=== Supplied material ===

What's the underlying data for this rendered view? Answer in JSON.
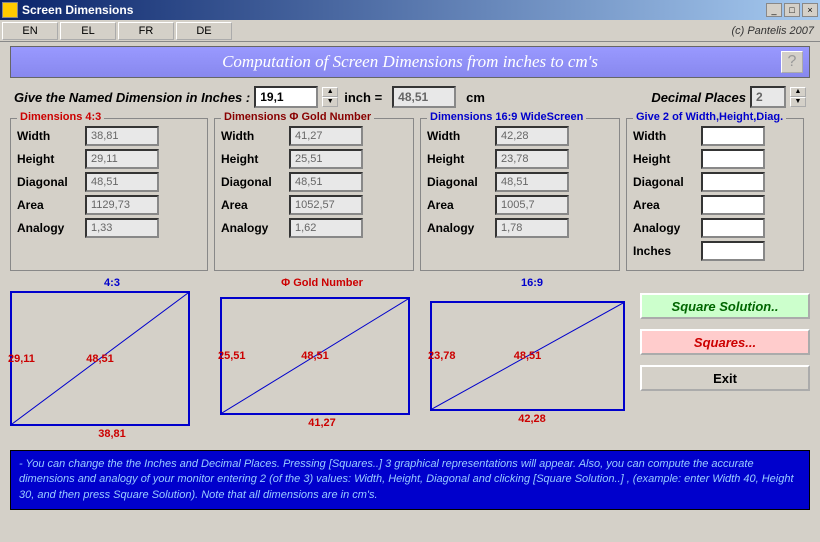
{
  "window": {
    "title": "Screen Dimensions"
  },
  "lang": {
    "en": "EN",
    "el": "EL",
    "fr": "FR",
    "de": "DE"
  },
  "copyright": "(c)  Pantelis 2007",
  "banner": "Computation of Screen Dimensions from inches to cm's",
  "help": "?",
  "input": {
    "label": "Give the Named Dimension in Inches :",
    "inches": "19,1",
    "unit": "inch =",
    "cm": "48,51",
    "cm_unit": "cm",
    "dp_label": "Decimal Places",
    "dp": "2"
  },
  "labels": {
    "width": "Width",
    "height": "Height",
    "diagonal": "Diagonal",
    "area": "Area",
    "analogy": "Analogy",
    "inches": "Inches"
  },
  "groups": {
    "r43": {
      "title": "Dimensions 4:3",
      "width": "38,81",
      "height": "29,11",
      "diagonal": "48,51",
      "area": "1129,73",
      "analogy": "1,33"
    },
    "phi": {
      "title": "Dimensions Φ Gold Number",
      "width": "41,27",
      "height": "25,51",
      "diagonal": "48,51",
      "area": "1052,57",
      "analogy": "1,62"
    },
    "r169": {
      "title": "Dimensions 16:9 WideScreen",
      "width": "42,28",
      "height": "23,78",
      "diagonal": "48,51",
      "area": "1005,7",
      "analogy": "1,78"
    },
    "give2": {
      "title": "Give 2 of Width,Height,Diag."
    }
  },
  "diagrams": {
    "r43": {
      "title": "4:3",
      "left": "29,11",
      "center": "48,51",
      "bottom": "38,81"
    },
    "phi": {
      "title": "Φ Gold Number",
      "left": "25,51",
      "center": "48,51",
      "bottom": "41,27"
    },
    "r169": {
      "title": "16:9",
      "left": "23,78",
      "center": "48,51",
      "bottom": "42,28"
    }
  },
  "buttons": {
    "sqsol": "Square Solution..",
    "squares": "Squares...",
    "exit": "Exit"
  },
  "info": "- You can change the the Inches and Decimal Places. Pressing  [Squares..] 3 graphical representations will appear. Also, you can compute the accurate dimensions and analogy of your monitor entering 2 (of the 3) values: Width, Height, Diagonal and clicking [Square Solution..] , (example: enter Width 40, Height 30, and then press Square Solution). Note that all dimensions are in cm's."
}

===

What is being asked: Collect the lines that hold "Squares".

Completed task:
    "squares": "Squares...",
  "info": "- You can change the the Inches and Decimal Places. Pressing  [Squares..] 3 graphical representations will appear. Also, you can compute the accurate dimensions and analogy of your monitor entering 2 (of the 3) values: Width, Height, Diagonal and clicking [Square Solution..] , (example: enter Width 40, Height 30, and then press Square Solution). Note that all dimensions are in cm's."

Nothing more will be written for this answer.